%%

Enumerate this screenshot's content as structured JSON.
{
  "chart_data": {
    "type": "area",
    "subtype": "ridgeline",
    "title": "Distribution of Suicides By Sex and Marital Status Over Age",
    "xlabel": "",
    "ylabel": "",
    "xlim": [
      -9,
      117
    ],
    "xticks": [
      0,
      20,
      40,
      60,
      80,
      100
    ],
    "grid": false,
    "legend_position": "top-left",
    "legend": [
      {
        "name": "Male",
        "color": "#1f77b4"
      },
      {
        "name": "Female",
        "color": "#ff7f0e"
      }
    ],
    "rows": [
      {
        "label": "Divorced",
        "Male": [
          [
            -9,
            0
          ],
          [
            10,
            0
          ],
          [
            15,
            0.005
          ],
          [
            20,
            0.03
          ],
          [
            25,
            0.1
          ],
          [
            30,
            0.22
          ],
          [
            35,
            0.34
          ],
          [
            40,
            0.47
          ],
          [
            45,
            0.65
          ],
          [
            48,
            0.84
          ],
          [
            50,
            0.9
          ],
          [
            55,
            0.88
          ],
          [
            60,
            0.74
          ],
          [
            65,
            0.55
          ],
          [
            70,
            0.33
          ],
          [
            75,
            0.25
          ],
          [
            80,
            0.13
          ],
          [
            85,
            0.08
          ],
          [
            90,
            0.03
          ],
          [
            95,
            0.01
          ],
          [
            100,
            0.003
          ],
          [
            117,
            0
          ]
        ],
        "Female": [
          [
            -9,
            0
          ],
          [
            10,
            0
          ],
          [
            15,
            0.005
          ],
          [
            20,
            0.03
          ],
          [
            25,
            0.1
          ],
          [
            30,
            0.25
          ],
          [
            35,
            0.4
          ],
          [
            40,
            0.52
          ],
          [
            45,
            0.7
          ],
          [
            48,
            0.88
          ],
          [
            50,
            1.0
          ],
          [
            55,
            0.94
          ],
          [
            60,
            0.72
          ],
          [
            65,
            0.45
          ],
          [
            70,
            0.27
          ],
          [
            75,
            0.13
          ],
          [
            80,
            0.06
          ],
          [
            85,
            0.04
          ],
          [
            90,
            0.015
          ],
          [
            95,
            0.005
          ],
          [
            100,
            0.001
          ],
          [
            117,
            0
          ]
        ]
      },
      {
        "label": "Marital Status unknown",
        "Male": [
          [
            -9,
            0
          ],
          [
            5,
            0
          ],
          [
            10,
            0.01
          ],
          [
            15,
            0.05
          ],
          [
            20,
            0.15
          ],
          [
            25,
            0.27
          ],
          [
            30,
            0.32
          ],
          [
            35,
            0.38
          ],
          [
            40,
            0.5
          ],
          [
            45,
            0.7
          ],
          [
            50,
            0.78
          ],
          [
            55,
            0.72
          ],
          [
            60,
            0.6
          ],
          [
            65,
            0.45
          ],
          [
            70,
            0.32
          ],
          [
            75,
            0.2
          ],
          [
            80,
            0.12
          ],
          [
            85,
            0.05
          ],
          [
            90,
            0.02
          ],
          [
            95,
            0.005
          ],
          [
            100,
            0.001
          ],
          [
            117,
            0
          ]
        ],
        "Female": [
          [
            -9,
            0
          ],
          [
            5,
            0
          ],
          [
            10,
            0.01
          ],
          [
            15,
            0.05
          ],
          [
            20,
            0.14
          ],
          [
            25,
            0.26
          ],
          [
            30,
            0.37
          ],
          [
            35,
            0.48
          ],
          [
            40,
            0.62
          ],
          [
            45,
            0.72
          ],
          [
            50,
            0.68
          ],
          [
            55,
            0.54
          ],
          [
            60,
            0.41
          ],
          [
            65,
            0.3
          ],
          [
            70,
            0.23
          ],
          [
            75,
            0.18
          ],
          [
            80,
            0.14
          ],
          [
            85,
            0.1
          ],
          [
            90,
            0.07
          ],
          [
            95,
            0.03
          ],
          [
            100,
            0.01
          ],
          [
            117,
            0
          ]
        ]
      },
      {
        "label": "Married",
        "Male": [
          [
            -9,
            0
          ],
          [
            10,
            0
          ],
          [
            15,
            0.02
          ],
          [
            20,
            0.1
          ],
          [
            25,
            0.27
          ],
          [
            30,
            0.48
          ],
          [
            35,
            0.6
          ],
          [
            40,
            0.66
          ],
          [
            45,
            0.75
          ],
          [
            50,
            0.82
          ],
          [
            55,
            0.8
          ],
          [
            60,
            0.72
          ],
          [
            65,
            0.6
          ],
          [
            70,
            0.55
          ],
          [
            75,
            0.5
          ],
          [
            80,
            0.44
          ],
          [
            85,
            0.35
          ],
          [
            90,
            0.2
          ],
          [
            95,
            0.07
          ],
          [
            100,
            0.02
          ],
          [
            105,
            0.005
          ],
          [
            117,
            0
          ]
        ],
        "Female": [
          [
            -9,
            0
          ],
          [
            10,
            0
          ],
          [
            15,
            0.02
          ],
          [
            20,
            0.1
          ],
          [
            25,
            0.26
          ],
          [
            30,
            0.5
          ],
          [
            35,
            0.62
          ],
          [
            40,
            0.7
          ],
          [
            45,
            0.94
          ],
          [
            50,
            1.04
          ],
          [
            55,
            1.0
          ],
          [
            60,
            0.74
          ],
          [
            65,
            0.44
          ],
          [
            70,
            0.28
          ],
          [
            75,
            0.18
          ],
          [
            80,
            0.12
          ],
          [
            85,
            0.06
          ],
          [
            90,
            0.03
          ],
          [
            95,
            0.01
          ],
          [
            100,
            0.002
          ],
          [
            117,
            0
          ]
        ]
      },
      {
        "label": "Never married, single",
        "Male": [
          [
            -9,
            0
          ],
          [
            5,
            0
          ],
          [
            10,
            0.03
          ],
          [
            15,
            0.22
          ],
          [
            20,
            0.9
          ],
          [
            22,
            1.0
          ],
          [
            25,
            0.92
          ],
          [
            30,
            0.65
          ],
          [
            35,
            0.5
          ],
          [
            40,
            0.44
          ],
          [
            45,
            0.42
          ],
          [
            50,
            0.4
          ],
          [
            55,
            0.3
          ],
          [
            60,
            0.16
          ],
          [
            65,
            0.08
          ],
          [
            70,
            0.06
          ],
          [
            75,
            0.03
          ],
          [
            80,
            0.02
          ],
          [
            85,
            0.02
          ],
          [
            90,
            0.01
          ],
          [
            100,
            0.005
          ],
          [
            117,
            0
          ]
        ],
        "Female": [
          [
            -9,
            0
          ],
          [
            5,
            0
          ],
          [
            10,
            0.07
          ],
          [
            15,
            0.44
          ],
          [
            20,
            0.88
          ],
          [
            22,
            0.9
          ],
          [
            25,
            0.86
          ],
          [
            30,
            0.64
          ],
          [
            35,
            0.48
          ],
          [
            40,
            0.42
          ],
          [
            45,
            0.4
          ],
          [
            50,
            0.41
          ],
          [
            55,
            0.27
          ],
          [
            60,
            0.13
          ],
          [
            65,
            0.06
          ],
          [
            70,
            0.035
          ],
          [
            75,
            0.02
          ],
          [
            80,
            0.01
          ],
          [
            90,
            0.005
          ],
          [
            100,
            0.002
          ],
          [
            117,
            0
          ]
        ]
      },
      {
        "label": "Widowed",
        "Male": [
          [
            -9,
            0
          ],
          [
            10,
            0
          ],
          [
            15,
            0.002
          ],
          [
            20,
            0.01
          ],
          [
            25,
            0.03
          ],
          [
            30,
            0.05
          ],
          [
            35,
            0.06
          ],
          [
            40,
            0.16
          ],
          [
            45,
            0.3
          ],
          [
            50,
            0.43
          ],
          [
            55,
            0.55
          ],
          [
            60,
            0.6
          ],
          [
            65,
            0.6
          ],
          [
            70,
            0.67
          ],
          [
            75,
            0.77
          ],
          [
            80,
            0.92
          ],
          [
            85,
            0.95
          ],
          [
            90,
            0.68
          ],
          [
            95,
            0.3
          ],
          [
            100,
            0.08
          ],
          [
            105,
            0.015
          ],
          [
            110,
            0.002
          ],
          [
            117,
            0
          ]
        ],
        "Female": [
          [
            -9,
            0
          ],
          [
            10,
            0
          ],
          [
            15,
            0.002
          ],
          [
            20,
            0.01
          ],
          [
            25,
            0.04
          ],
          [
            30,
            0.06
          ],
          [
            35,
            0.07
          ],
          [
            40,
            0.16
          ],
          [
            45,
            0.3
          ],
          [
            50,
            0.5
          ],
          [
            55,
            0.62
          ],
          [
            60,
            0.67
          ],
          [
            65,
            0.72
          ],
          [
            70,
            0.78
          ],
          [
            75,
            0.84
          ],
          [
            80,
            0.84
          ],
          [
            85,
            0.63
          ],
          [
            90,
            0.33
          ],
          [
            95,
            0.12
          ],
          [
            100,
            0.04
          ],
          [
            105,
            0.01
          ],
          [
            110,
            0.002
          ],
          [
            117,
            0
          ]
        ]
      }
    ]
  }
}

%%

### [What you need to do]
Determine how many lines of the records above contain the word "Marital", and report only that number.

### [Output for this exercise]
2